* [THE TASK] Separate out the lines that hold "Distance".

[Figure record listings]
########################################

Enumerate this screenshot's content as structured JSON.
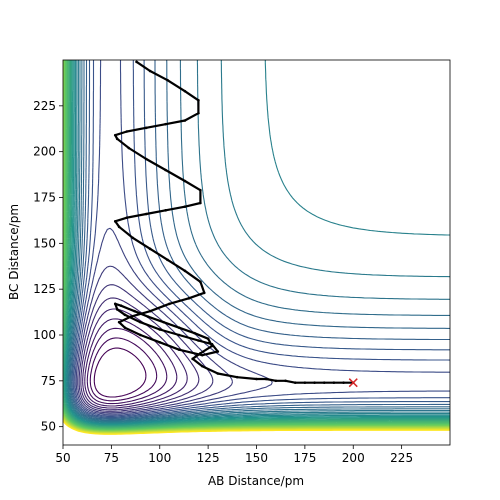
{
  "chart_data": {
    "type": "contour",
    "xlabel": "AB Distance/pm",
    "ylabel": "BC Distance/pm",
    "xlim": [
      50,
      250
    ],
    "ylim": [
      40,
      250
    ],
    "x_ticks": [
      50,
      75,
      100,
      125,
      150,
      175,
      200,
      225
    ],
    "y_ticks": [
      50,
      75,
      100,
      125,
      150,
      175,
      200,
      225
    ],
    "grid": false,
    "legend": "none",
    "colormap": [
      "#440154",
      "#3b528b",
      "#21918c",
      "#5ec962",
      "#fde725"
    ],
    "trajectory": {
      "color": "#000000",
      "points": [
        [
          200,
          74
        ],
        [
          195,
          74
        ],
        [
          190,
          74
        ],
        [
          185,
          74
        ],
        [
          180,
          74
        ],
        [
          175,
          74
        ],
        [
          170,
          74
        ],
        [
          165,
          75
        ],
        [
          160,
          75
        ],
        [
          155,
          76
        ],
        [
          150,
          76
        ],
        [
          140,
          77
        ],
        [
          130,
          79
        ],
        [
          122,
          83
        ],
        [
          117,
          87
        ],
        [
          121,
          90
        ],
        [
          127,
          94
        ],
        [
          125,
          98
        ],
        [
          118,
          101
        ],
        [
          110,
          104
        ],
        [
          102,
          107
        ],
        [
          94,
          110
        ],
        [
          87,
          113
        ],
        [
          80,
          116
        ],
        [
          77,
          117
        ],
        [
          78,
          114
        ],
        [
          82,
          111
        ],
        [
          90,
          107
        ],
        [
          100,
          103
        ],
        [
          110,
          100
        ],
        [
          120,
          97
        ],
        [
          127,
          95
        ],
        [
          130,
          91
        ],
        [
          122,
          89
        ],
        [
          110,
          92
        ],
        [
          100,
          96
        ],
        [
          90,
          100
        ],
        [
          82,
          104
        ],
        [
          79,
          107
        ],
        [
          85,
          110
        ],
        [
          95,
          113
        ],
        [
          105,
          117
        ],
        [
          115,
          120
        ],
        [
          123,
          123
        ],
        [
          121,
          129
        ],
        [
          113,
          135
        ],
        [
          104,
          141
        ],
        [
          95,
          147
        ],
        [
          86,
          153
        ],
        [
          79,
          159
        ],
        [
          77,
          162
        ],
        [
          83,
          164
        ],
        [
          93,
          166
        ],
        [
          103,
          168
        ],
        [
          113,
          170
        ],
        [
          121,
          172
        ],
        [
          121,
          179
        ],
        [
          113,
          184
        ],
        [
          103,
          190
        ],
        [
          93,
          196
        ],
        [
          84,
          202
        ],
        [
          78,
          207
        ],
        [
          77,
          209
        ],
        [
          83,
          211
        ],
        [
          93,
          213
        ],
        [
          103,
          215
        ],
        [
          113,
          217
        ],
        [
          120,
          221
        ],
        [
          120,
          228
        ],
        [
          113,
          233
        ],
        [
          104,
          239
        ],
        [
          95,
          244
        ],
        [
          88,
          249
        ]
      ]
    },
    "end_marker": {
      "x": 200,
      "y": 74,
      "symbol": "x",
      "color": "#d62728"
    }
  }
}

########################################

* [COMPLETE ANSWER]
    "xlabel": "AB Distance/pm",
    "ylabel": "BC Distance/pm",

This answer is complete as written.